- [Task prompt] Pull every line holding the word "agertzen" out of the data and copy it.

- [Records supplied]
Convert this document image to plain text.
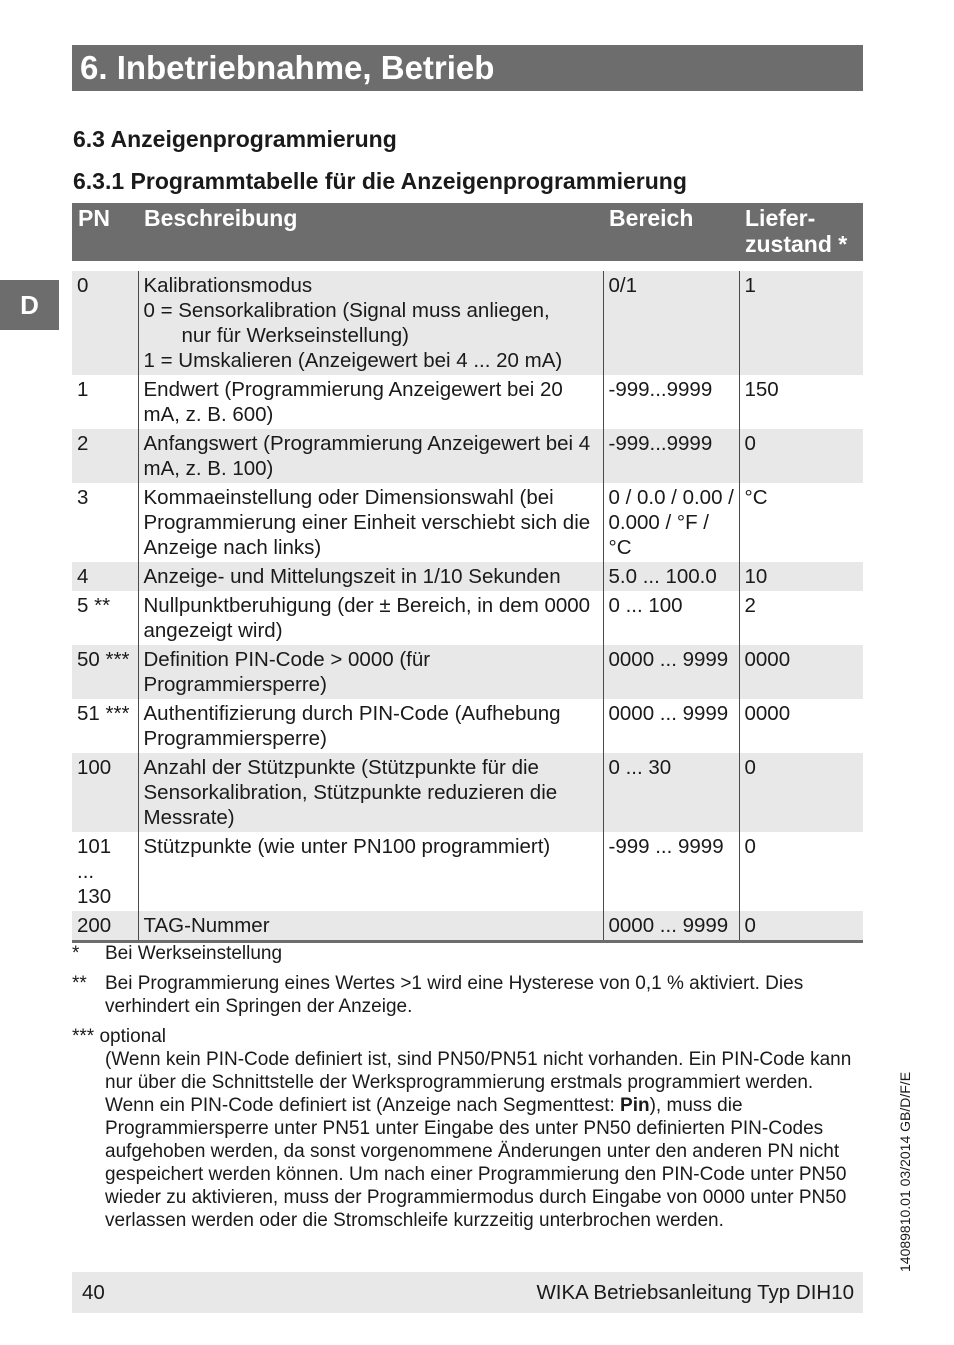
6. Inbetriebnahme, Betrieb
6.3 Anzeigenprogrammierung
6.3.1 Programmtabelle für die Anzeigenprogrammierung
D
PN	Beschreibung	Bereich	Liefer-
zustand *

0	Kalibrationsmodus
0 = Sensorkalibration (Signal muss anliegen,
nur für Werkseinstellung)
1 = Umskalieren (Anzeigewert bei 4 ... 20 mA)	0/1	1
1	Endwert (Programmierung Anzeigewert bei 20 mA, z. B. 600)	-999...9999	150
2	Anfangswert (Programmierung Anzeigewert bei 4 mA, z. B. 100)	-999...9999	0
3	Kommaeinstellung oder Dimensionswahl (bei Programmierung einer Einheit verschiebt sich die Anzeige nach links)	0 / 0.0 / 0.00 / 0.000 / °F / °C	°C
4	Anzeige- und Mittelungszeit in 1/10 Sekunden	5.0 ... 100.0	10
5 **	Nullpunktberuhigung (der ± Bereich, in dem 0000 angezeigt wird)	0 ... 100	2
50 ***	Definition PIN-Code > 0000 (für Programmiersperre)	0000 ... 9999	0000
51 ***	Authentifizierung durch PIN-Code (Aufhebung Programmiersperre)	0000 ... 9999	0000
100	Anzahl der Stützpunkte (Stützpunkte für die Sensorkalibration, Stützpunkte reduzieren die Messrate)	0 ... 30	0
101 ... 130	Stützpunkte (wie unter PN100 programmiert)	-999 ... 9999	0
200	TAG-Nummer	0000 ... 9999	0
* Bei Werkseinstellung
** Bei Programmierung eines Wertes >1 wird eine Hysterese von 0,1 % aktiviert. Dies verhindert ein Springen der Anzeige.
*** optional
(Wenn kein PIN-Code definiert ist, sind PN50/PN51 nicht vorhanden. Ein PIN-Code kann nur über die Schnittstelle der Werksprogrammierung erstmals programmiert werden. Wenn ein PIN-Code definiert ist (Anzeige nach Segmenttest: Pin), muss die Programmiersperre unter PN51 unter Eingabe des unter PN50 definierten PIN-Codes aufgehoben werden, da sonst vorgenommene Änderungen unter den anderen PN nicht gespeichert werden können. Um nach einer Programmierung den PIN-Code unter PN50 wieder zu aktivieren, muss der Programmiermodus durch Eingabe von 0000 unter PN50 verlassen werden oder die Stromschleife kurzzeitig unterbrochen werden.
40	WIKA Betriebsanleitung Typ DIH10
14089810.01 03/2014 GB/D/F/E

* * *

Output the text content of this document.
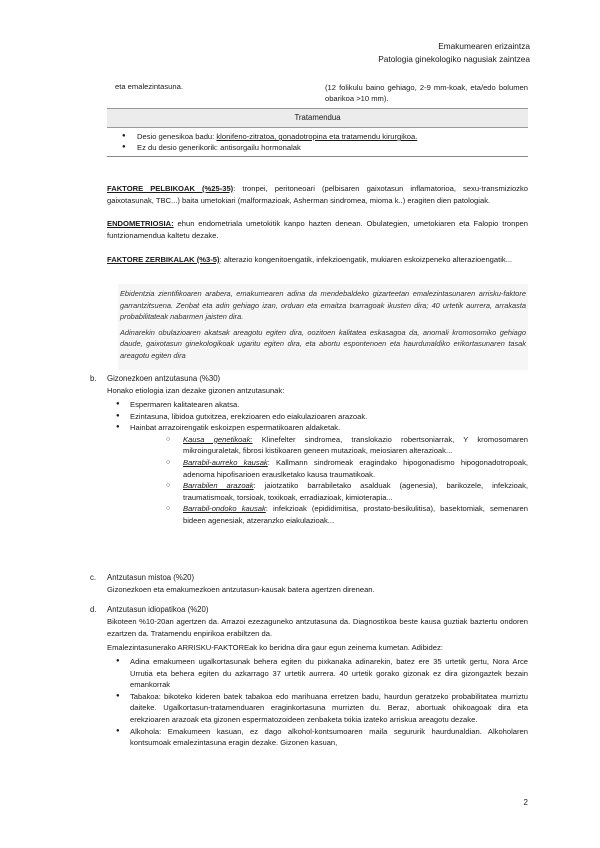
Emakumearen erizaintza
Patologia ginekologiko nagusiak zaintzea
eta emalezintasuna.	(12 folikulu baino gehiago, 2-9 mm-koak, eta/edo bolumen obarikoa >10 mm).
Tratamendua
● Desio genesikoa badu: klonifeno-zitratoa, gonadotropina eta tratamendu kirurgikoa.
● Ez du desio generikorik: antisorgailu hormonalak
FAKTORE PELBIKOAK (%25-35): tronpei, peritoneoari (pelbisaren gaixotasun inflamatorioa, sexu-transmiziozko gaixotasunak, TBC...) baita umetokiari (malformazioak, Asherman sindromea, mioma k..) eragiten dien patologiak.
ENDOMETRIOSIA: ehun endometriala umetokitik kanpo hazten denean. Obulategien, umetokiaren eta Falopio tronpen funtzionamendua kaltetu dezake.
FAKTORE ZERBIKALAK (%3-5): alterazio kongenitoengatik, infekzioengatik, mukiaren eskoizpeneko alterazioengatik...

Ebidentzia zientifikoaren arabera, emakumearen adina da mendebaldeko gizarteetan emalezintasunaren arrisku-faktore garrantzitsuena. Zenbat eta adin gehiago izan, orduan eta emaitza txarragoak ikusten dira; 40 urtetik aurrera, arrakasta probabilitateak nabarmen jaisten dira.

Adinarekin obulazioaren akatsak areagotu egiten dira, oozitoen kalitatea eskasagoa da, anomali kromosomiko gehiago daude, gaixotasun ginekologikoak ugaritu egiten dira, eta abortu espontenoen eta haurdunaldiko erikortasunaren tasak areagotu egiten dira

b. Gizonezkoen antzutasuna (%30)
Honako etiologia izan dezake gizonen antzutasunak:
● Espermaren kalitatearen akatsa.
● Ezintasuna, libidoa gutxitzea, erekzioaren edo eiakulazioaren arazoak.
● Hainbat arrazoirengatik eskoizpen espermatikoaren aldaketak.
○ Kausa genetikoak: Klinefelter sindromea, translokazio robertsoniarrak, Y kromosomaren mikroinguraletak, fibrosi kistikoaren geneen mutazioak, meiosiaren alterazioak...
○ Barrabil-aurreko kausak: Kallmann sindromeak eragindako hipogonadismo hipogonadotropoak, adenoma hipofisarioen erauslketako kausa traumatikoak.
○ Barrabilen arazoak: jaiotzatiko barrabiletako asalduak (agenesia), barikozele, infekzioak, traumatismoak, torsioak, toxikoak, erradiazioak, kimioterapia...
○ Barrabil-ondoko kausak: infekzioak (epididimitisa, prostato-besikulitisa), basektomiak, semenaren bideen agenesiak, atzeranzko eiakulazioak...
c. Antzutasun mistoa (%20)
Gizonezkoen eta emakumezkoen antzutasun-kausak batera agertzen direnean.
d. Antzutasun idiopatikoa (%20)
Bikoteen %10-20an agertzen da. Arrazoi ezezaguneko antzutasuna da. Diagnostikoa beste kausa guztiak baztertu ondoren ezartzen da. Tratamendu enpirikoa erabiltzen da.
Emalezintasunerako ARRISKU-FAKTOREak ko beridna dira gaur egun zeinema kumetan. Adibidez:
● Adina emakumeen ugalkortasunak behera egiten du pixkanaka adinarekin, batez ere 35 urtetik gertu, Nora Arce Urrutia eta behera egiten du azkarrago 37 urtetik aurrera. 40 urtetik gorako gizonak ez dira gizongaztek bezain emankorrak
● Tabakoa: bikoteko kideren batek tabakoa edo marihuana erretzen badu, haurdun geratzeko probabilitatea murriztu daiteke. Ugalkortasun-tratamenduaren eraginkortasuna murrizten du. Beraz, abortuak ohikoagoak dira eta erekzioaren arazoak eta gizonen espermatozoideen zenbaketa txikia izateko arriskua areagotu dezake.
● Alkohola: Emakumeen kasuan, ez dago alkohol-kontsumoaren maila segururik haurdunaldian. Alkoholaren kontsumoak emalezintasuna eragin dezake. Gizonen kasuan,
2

- [Solution to this exercise]
Gizonezkoen eta emakumezkoen antzutasun-kausak batera agertzen direnean.
Bikoteen %10-20an agertzen da. Arrazoi ezezaguneko antzutasuna da. Diagnostikoa beste kausa guztiak baztertu ondoren ezartzen da. Tratamendu enpirikoa erabiltzen da.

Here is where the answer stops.